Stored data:
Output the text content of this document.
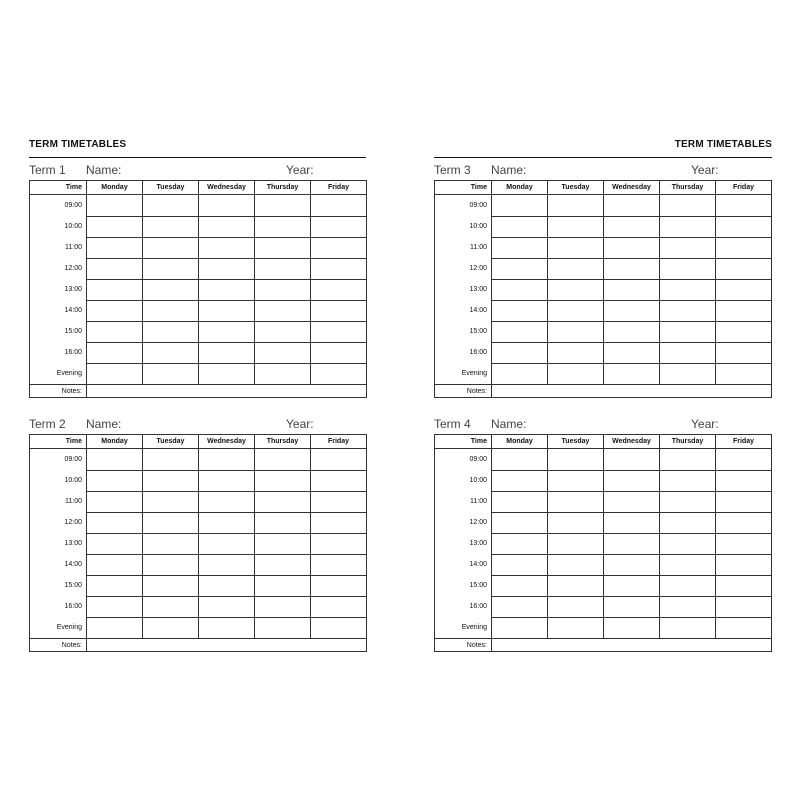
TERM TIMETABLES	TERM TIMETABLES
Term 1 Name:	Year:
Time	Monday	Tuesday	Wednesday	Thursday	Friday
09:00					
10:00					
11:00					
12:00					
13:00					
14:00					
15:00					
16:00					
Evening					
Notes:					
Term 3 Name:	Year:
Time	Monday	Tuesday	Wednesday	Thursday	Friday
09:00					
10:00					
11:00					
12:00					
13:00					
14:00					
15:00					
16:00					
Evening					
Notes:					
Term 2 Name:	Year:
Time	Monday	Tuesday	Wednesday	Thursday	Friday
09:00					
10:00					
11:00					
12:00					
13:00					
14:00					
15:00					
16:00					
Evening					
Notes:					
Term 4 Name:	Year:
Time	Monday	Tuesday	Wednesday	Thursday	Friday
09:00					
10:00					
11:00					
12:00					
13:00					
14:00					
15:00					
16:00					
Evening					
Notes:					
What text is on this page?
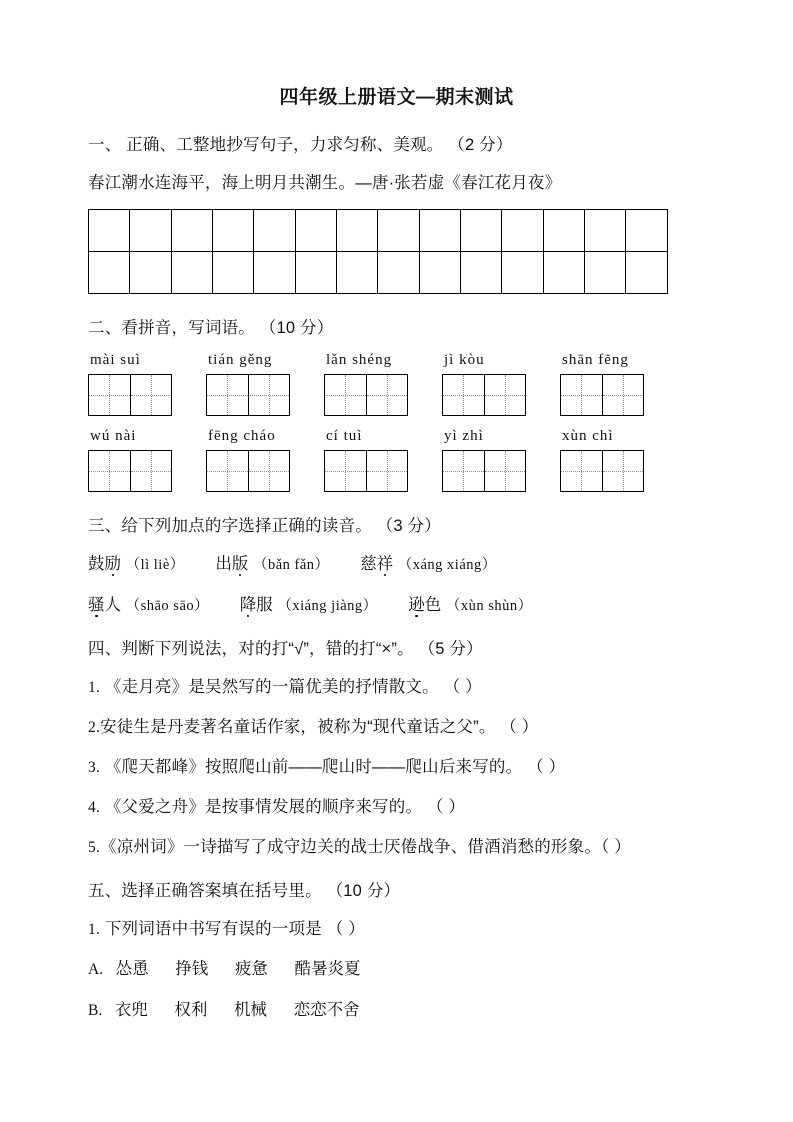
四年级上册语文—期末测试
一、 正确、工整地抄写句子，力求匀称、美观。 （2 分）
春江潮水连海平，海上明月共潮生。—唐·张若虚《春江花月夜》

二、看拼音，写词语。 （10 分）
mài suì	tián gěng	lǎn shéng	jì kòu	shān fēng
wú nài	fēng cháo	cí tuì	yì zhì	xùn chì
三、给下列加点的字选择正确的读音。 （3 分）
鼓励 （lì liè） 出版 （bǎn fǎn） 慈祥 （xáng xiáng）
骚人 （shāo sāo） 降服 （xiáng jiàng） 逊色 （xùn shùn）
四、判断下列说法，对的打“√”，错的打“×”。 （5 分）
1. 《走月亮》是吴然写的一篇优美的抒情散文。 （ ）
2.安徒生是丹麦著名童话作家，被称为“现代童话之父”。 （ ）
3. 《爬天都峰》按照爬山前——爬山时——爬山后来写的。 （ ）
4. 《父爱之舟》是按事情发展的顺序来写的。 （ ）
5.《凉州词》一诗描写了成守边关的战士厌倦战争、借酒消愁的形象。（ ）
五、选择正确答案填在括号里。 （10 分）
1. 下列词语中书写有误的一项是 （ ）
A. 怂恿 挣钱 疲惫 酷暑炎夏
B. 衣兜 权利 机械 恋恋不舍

==

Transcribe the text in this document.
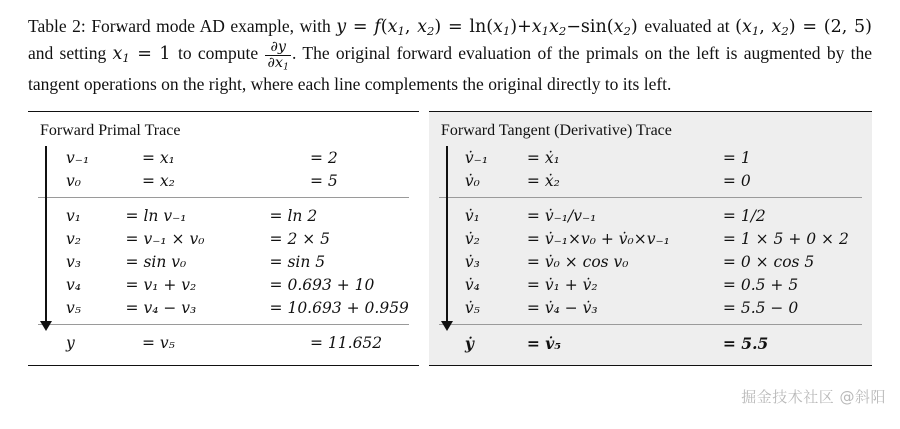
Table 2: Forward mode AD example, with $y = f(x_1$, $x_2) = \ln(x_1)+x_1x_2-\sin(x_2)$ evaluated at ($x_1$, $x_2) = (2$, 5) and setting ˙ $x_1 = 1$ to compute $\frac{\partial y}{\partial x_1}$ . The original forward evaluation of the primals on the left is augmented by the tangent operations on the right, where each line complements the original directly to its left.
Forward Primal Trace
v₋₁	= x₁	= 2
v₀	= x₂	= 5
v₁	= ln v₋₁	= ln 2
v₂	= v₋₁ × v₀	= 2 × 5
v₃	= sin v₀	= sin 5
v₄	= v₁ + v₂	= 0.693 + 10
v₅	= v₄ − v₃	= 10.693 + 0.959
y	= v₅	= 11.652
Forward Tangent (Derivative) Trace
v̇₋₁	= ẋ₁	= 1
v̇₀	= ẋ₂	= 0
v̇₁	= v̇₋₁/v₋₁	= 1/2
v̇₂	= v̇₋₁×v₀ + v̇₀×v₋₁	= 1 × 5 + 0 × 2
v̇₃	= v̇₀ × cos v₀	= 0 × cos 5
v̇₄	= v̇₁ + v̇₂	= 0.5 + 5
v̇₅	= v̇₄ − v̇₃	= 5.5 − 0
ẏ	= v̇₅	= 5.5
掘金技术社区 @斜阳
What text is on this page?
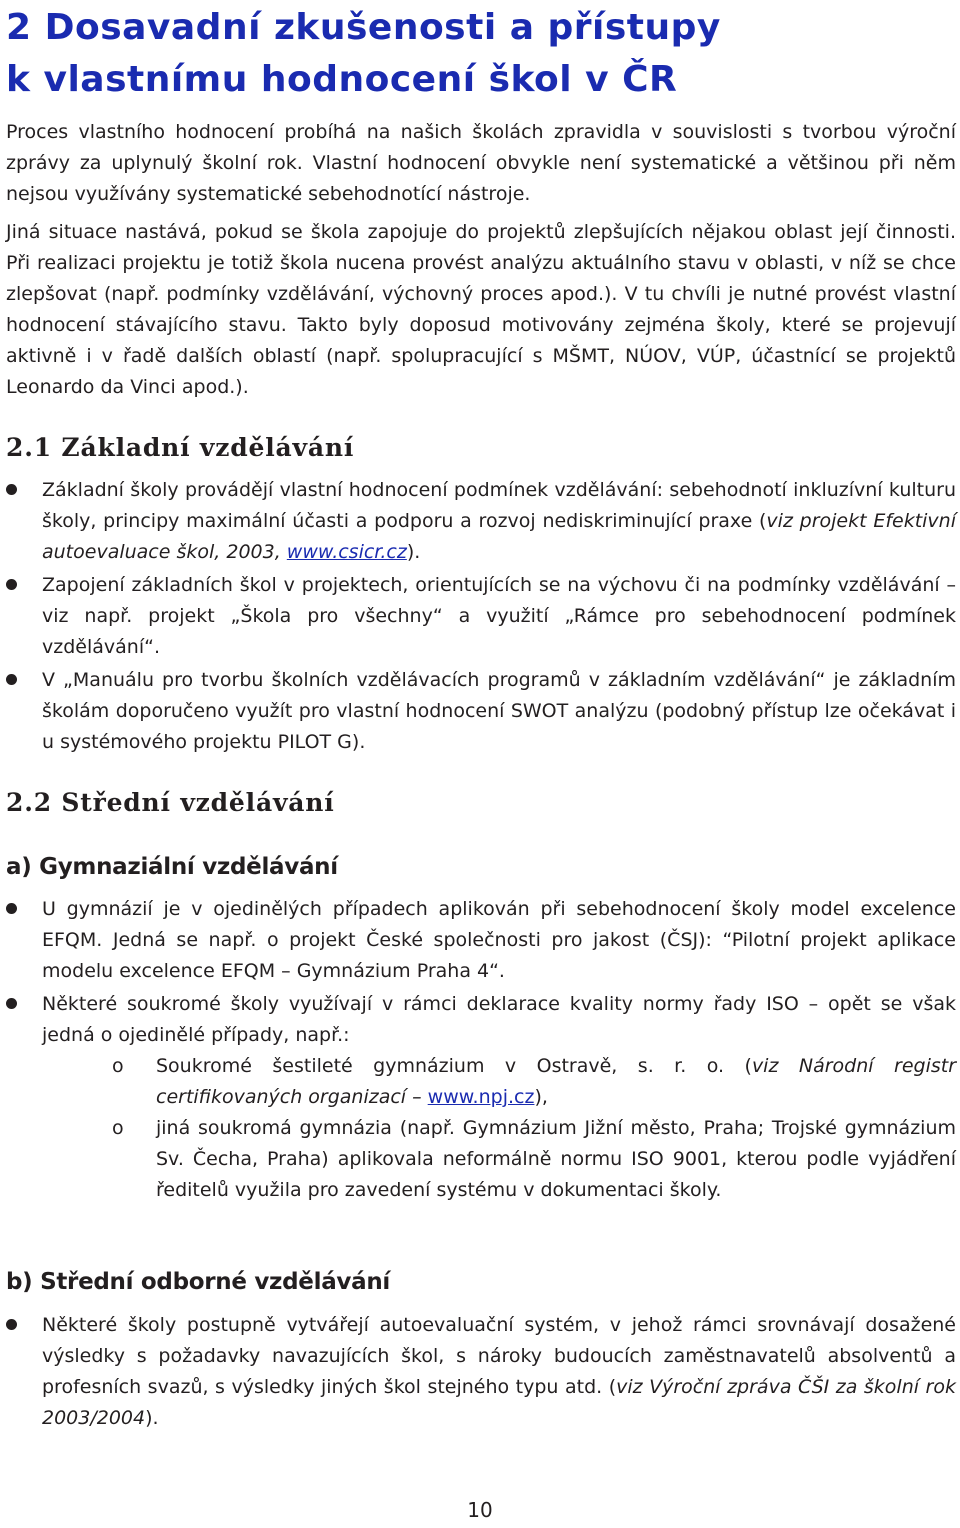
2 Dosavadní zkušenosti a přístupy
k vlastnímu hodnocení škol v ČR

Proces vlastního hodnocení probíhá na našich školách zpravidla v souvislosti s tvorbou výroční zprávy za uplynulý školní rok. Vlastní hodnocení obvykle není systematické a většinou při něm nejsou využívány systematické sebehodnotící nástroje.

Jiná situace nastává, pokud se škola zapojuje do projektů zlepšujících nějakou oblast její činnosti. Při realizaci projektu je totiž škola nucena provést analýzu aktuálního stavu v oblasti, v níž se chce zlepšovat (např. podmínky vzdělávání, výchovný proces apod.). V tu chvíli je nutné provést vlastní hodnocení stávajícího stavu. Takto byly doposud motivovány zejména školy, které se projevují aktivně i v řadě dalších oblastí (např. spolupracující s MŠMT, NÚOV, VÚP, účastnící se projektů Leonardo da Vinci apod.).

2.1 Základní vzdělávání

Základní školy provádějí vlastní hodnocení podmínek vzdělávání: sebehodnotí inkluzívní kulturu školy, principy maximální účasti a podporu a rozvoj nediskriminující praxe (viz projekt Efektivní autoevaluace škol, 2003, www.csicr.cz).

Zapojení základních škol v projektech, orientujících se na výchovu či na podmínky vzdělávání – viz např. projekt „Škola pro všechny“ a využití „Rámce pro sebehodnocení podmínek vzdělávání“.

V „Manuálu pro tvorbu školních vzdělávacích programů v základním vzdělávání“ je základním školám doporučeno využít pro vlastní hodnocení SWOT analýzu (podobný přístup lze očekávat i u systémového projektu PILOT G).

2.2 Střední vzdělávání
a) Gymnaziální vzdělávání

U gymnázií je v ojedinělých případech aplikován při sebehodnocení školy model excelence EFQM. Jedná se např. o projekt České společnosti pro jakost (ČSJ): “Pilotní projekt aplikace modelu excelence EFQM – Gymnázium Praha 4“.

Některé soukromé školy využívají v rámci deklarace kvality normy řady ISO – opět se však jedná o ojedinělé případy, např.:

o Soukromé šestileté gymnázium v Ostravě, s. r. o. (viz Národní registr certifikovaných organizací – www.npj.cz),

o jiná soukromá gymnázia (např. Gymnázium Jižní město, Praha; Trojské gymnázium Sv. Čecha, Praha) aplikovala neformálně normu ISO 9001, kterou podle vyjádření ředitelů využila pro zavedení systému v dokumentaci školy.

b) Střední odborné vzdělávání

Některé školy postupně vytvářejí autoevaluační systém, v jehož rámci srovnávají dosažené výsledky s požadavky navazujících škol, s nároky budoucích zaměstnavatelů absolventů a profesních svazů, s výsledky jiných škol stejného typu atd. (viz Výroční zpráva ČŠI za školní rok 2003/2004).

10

__WRITTEN REQUEST__.
Among the entries above, how many lines hold the string "Name"? Give the number by itself.

__EXERCISE RESPONSE__.
4